THE TASK |
Copy out each line of the material below that holds the string "归属母公司净利润".

DATASET RECORDS |
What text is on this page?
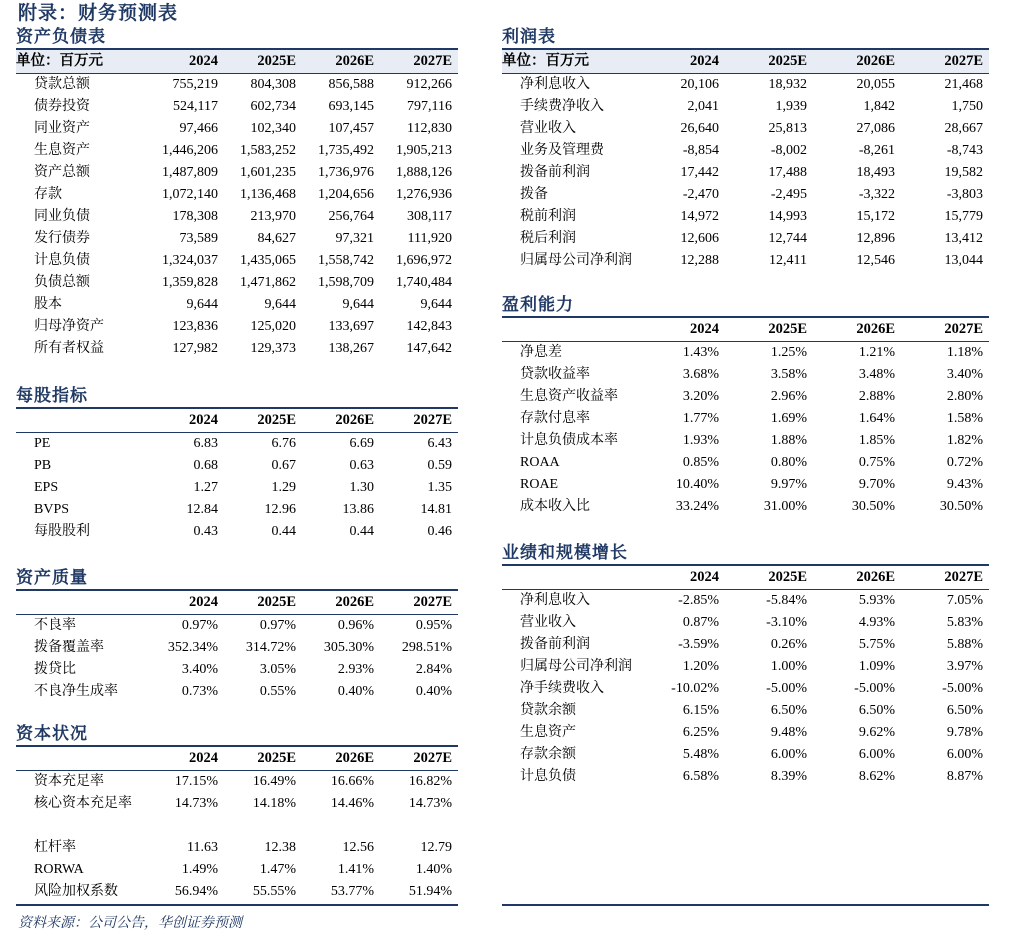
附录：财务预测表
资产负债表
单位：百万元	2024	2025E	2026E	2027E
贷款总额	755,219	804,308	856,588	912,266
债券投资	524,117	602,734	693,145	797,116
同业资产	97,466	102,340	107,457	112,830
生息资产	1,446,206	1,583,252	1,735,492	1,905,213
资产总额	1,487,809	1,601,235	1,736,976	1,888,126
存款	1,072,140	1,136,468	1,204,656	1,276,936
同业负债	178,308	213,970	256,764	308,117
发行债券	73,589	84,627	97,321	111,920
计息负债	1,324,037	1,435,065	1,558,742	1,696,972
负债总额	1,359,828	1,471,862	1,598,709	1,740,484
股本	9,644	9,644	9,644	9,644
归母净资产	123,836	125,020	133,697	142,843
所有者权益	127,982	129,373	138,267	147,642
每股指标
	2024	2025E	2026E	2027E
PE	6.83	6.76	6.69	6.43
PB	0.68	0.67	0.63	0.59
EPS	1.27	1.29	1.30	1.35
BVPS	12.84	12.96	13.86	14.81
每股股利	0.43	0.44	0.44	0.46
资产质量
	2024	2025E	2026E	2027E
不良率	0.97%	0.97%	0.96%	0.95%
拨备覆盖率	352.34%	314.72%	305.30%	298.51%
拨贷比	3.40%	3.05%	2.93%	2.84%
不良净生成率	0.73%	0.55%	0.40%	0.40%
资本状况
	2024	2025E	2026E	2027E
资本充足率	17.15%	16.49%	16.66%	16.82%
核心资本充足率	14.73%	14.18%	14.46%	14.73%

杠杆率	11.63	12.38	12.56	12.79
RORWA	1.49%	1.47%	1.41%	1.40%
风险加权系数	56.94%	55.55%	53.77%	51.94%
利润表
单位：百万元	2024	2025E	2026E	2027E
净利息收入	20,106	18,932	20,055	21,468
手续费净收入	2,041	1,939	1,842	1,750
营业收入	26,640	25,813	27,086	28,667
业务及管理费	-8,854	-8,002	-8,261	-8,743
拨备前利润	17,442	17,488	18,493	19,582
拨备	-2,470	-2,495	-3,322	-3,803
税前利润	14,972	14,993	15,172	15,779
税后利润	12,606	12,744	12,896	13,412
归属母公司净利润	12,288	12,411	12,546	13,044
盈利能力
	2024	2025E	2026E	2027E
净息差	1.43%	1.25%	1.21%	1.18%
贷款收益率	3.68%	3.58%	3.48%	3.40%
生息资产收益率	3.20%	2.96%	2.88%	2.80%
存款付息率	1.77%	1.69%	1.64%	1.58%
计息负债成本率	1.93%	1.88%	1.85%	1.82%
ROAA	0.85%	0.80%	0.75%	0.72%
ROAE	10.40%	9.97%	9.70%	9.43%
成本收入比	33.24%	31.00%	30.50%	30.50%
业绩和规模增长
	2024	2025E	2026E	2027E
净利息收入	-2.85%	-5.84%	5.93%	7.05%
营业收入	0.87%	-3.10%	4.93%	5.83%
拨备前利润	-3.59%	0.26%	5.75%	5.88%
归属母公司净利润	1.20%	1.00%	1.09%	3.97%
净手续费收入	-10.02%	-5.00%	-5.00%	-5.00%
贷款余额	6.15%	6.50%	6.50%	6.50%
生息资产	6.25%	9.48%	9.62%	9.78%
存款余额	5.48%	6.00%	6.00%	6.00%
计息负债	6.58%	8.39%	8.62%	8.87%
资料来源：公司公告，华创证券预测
--
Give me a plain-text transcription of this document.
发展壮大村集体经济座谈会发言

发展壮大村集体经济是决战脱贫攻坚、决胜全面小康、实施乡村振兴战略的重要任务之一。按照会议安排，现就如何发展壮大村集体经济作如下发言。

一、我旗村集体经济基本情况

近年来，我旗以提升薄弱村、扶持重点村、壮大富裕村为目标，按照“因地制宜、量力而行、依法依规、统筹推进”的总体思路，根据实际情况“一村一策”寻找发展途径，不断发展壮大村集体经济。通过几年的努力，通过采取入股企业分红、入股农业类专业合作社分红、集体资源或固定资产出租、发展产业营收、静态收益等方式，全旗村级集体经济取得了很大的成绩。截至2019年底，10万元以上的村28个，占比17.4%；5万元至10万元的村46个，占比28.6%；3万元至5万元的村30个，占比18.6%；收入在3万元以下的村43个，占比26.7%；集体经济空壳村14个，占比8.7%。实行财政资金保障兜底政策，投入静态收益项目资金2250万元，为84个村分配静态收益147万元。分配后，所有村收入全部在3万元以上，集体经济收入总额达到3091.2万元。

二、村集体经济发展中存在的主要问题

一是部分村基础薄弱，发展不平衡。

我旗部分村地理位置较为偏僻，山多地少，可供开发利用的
* * *
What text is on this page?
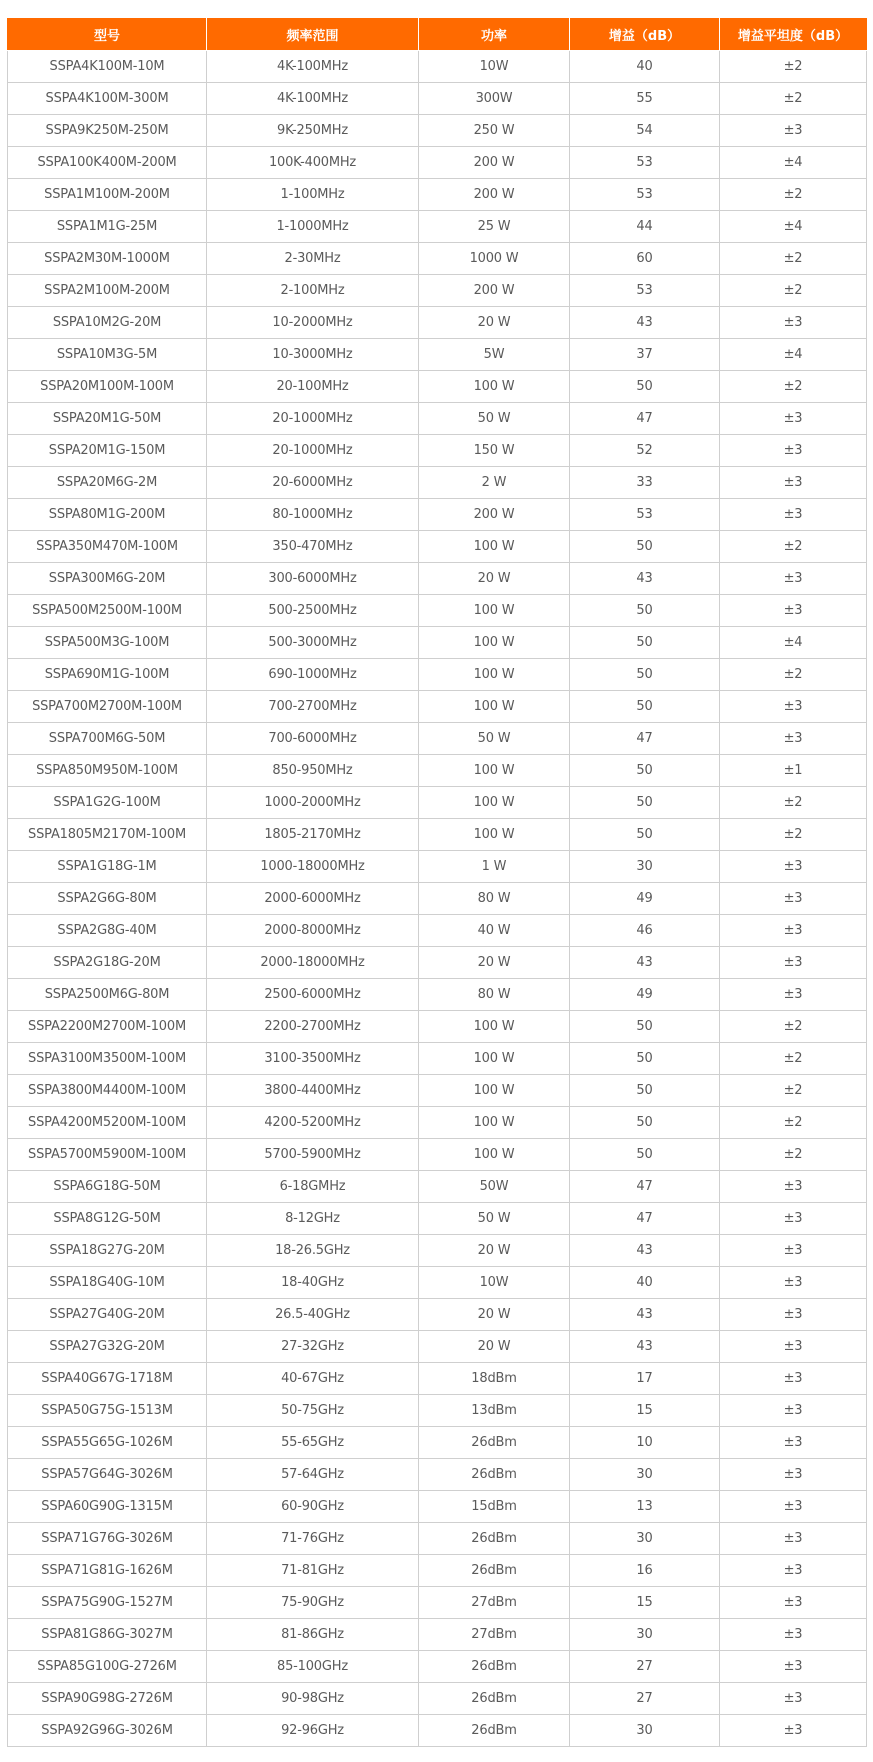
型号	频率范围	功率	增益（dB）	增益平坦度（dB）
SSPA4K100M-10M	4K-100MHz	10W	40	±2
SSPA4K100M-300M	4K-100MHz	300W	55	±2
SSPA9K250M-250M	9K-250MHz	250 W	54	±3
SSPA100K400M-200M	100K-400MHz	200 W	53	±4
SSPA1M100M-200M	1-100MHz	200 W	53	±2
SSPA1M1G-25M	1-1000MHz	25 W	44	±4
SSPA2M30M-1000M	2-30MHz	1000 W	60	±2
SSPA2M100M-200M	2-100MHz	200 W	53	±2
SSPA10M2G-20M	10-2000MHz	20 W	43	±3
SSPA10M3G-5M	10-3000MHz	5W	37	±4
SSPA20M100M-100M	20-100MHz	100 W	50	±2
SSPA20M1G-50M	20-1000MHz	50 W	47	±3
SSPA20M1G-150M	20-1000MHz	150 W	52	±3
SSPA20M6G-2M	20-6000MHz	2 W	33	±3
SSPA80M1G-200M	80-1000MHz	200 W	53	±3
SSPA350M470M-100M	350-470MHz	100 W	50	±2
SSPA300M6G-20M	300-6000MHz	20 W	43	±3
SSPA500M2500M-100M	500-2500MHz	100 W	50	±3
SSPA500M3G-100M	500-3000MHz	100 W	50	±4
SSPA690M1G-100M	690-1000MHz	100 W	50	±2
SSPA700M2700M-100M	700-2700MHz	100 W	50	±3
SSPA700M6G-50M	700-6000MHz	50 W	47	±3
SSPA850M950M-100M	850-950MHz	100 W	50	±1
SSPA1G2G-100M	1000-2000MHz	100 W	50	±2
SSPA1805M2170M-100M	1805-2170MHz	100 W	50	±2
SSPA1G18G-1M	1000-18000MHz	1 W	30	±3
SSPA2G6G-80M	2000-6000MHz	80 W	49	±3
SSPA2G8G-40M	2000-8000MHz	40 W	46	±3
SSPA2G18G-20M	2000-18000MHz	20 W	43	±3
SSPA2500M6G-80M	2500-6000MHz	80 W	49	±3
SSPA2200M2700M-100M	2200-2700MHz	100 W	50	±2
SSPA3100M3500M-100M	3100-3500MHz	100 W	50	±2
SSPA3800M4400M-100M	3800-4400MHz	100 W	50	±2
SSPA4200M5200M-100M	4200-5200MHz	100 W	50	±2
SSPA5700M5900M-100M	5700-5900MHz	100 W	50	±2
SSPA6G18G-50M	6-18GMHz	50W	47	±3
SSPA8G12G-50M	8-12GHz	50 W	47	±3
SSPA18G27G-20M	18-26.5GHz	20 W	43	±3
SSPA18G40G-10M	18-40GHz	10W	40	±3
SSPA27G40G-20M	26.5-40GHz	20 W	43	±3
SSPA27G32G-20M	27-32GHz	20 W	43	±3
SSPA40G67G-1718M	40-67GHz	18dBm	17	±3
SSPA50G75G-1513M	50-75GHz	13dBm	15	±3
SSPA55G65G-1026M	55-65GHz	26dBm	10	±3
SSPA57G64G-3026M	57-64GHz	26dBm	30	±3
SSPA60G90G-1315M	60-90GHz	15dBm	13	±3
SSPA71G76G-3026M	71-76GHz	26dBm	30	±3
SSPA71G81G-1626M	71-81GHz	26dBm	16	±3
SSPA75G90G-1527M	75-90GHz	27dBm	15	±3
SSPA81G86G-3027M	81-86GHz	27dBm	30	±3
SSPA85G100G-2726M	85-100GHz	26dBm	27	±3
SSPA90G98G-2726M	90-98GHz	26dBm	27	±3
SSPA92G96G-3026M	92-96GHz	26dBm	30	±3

COMPLETED EXERCISE |
归属母公司净利润	12,288	12,411	12,546	13,044
归属母公司净利润	1.20%	1.00%	1.09%	3.97%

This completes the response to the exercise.